Задания для выполнения:
a. Перечислите всех, кого текст о Ките Ричардсе называет одними из наиболее влиятельных авторов песен 60-х годов.
b. Продолжите текст о Ките Ричардсе с того места, где он заканчивается.

Фрагмент текста:
★ ★ ★
Мерцание бессмертия в глазах

Брюс Поллок, “Guitar For the Practicing Musician”, июль 1986.

Тот факт, что Кит Ричардс является нашей гитарной иконой и рок-божеством– это уже некая данность. Гораздо менее известен его вклад во всеобщую сокровищницу классических рок-песен. Конечно же, в то время как все знают его как композитора, куда скромнее освещен факт того, что он и его соавтор Джаггер являются (вместе с Джоном Ленноном, Полом Маккартни и Бобом Диланом) одними из наиболее влиятельных авторов песен 60-х годов и, таким образом, всех времен. Это интервью из 1986 года делает акцент на данный важный квадрант таланта Ричардса.

___

Как у политика на передвижной трибуне грузовика, остановившегося где-то в глубинке, в  загашнике  Кита Ричардса вполне хватает избитых фраз и «удобных» ответов, которые он выговаривает после всех этих лет на виду у публики, что называется, «на автомате». Будь то ожесточенная перепалка или же многоярусная анкета женского журнала из  кучи описательных вопросов – все эти ответы сами идут тебе в руку, будто блохи на спине у шелудивого пса.

«Моя первейшая работа – это включать группу».

«Когда мы приходим в студию, то первые несколько часов  проводим чисто за исполнением каталога Бадди Холли».

«Наши песни особенно часто не каверятся, но я всегда отношусь к этому факту как к комплименту. С другой стороны, нечасто можно услышать кавер на “Heartbreak Hotel”… Наверное, это значит лишь одно: ваша версия вполне может быть рассмотрена как более высшее достижение».

«Более половины всех тех, кто владеет рекорд-компаниями – это просто управленцы, которые знают, как продать вам горстку консервированных бобов. Для них пластинка – это просто еще один товар. Им абсолютно начхать на саму музыку».
★ ★ ★
Выдержка из данных:
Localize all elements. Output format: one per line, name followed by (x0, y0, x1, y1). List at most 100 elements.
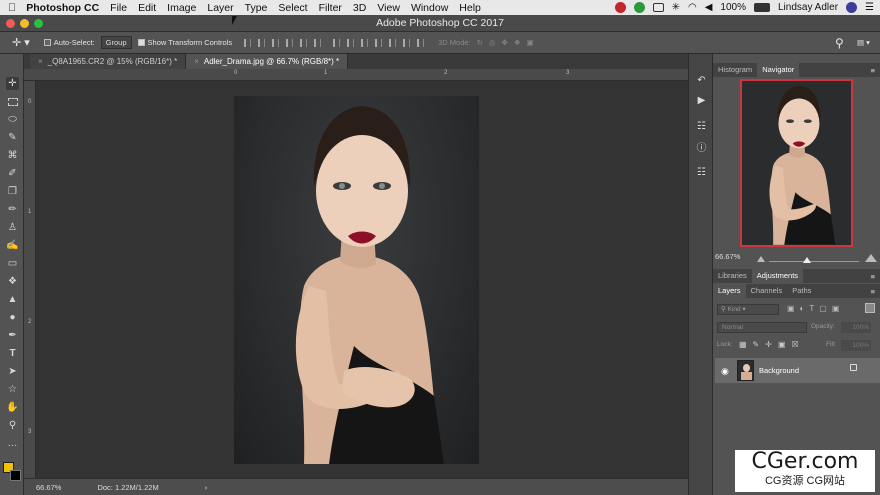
★ ★ ★
Ответы к заданиям:
a. Кит Ричардс, Джаггер, Джон Леннон, Пол Маккартни, Боб Дилан.

b.
История о том, как Кит проснулся среди ночи с риффом для “Satisfaction” – это очередной бородатый анекдот, впрочем, как и его хорошо задокументированная склонность к акустической гитаре: «Я глубоко уверен в том, что в близости ко мне нет ни одного хорошего гитариста, который играет только лишь на электрогитаре. На «электричке» доступна куча трюков, но имея в виду мою к ней любовь, гитарист может  оттачивать свое мастерство лишь на акустике, где нет таких трюков, как «сустейн». Она делает твои кисти и пальцы сильнее. Тут тебе не укрыться за «фидбэком». Тебе просто приходится играть на штуке».

Возможно, его мнение по поводу хэви-метал точно так же известно всем и каждому: «Я ненавижу его, — говорит он. – Он просто скучный… до слез. Он звучит как тот наш английский самолет с пятнадцатью движками  под каждым крылом. Это блажь чистой воды. Когда его сделали, то это был хороший способ загрузить взлетную полосу… потому что он так ни разу и не смог взлететь».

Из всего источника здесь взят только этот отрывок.